[Data supplied]

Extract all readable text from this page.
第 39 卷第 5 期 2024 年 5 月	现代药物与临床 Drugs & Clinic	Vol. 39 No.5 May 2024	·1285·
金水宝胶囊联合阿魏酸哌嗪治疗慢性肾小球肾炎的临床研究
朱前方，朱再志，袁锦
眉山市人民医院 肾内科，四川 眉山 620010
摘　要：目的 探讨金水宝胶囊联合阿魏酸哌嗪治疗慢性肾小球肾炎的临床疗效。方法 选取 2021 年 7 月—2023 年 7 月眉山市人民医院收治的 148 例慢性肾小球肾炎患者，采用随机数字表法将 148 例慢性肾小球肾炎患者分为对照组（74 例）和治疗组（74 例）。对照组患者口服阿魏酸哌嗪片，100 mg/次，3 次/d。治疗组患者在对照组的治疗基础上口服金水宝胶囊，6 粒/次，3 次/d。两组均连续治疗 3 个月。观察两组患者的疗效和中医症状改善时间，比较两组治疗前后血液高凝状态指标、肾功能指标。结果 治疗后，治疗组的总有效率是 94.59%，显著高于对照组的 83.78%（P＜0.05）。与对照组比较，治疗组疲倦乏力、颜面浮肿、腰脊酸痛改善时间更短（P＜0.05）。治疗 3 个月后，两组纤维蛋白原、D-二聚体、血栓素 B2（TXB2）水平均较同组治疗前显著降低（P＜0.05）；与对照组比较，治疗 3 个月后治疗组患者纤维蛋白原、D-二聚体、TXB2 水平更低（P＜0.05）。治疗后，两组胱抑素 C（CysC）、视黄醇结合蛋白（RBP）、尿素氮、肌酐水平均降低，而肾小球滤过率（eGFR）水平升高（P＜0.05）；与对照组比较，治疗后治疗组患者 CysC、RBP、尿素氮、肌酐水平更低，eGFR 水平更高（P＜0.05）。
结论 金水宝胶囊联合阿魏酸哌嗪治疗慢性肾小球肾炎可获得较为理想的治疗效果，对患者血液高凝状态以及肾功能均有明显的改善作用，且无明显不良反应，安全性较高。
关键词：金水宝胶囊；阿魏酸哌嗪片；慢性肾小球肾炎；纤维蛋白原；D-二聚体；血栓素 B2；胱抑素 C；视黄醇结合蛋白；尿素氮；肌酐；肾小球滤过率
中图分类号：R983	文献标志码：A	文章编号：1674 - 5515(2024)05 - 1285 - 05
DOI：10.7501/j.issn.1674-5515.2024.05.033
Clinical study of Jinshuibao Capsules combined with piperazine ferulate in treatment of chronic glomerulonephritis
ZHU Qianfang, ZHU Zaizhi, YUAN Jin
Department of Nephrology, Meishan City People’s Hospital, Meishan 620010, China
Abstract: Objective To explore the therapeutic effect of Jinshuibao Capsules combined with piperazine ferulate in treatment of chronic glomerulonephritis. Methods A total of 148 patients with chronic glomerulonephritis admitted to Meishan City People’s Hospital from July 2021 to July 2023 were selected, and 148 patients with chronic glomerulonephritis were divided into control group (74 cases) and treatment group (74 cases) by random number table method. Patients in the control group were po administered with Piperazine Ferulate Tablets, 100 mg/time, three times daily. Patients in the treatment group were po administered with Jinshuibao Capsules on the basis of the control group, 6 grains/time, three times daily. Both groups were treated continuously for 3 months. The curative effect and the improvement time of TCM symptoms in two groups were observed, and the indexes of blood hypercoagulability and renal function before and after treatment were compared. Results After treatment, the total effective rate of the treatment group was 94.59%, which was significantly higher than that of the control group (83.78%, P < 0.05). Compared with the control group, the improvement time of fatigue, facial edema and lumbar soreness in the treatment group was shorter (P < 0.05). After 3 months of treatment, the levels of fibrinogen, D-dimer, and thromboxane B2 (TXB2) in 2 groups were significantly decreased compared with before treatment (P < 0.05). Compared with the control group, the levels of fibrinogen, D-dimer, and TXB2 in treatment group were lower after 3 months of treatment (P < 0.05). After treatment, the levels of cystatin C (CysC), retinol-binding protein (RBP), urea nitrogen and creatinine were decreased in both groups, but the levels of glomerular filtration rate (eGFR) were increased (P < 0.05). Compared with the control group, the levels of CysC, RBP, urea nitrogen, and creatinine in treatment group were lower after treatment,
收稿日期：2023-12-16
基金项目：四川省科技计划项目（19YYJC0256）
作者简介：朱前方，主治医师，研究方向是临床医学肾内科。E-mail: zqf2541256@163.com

[/Data supplied]

= Assigned task =
All of the material should appear again, reproduced word for word.

= Answer to the exercise =
Extract all readable text from this page.
第 39 卷第 5 期 2024 年 5 月	现代药物与临床 Drugs & Clinic	Vol. 39 No.5 May 2024	·1285·
金水宝胶囊联合阿魏酸哌嗪治疗慢性肾小球肾炎的临床研究
朱前方，朱再志，袁锦
眉山市人民医院 肾内科，四川 眉山 620010
摘　要：目的 探讨金水宝胶囊联合阿魏酸哌嗪治疗慢性肾小球肾炎的临床疗效。方法 选取 2021 年 7 月—2023 年 7 月眉山市人民医院收治的 148 例慢性肾小球肾炎患者，采用随机数字表法将 148 例慢性肾小球肾炎患者分为对照组（74 例）和治疗组（74 例）。对照组患者口服阿魏酸哌嗪片，100 mg/次，3 次/d。治疗组患者在对照组的治疗基础上口服金水宝胶囊，6 粒/次，3 次/d。两组均连续治疗 3 个月。观察两组患者的疗效和中医症状改善时间，比较两组治疗前后血液高凝状态指标、肾功能指标。结果 治疗后，治疗组的总有效率是 94.59%，显著高于对照组的 83.78%（P＜0.05）。与对照组比较，治疗组疲倦乏力、颜面浮肿、腰脊酸痛改善时间更短（P＜0.05）。治疗 3 个月后，两组纤维蛋白原、D-二聚体、血栓素 B2（TXB2）水平均较同组治疗前显著降低（P＜0.05）；与对照组比较，治疗 3 个月后治疗组患者纤维蛋白原、D-二聚体、TXB2 水平更低（P＜0.05）。治疗后，两组胱抑素 C（CysC）、视黄醇结合蛋白（RBP）、尿素氮、肌酐水平均降低，而肾小球滤过率（eGFR）水平升高（P＜0.05）；与对照组比较，治疗后治疗组患者 CysC、RBP、尿素氮、肌酐水平更低，eGFR 水平更高（P＜0.05）。
结论 金水宝胶囊联合阿魏酸哌嗪治疗慢性肾小球肾炎可获得较为理想的治疗效果，对患者血液高凝状态以及肾功能均有明显的改善作用，且无明显不良反应，安全性较高。
关键词：金水宝胶囊；阿魏酸哌嗪片；慢性肾小球肾炎；纤维蛋白原；D-二聚体；血栓素 B2；胱抑素 C；视黄醇结合蛋白；尿素氮；肌酐；肾小球滤过率
中图分类号：R983	文献标志码：A	文章编号：1674 - 5515(2024)05 - 1285 - 05
DOI：10.7501/j.issn.1674-5515.2024.05.033
Clinical study of Jinshuibao Capsules combined with piperazine ferulate in treatment of chronic glomerulonephritis
ZHU Qianfang, ZHU Zaizhi, YUAN Jin
Department of Nephrology, Meishan City People’s Hospital, Meishan 620010, China
Abstract: Objective To explore the therapeutic effect of Jinshuibao Capsules combined with piperazine ferulate in treatment of chronic glomerulonephritis. Methods A total of 148 patients with chronic glomerulonephritis admitted to Meishan City People’s Hospital from July 2021 to July 2023 were selected, and 148 patients with chronic glomerulonephritis were divided into control group (74 cases) and treatment group (74 cases) by random number table method. Patients in the control group were po administered with Piperazine Ferulate Tablets, 100 mg/time, three times daily. Patients in the treatment group were po administered with Jinshuibao Capsules on the basis of the control group, 6 grains/time, three times daily. Both groups were treated continuously for 3 months. The curative effect and the improvement time of TCM symptoms in two groups were observed, and the indexes of blood hypercoagulability and renal function before and after treatment were compared. Results After treatment, the total effective rate of the treatment group was 94.59%, which was significantly higher than that of the control group (83.78%, P < 0.05). Compared with the control group, the improvement time of fatigue, facial edema and lumbar soreness in the treatment group was shorter (P < 0.05). After 3 months of treatment, the levels of fibrinogen, D-dimer, and thromboxane B2 (TXB2) in 2 groups were significantly decreased compared with before treatment (P < 0.05). Compared with the control group, the levels of fibrinogen, D-dimer, and TXB2 in treatment group were lower after 3 months of treatment (P < 0.05). After treatment, the levels of cystatin C (CysC), retinol-binding protein (RBP), urea nitrogen and creatinine were decreased in both groups, but the levels of glomerular filtration rate (eGFR) were increased (P < 0.05). Compared with the control group, the levels of CysC, RBP, urea nitrogen, and creatinine in treatment group were lower after treatment,
收稿日期：2023-12-16
基金项目：四川省科技计划项目（19YYJC0256）
作者简介：朱前方，主治医师，研究方向是临床医学肾内科。E-mail: zqf2541256@163.com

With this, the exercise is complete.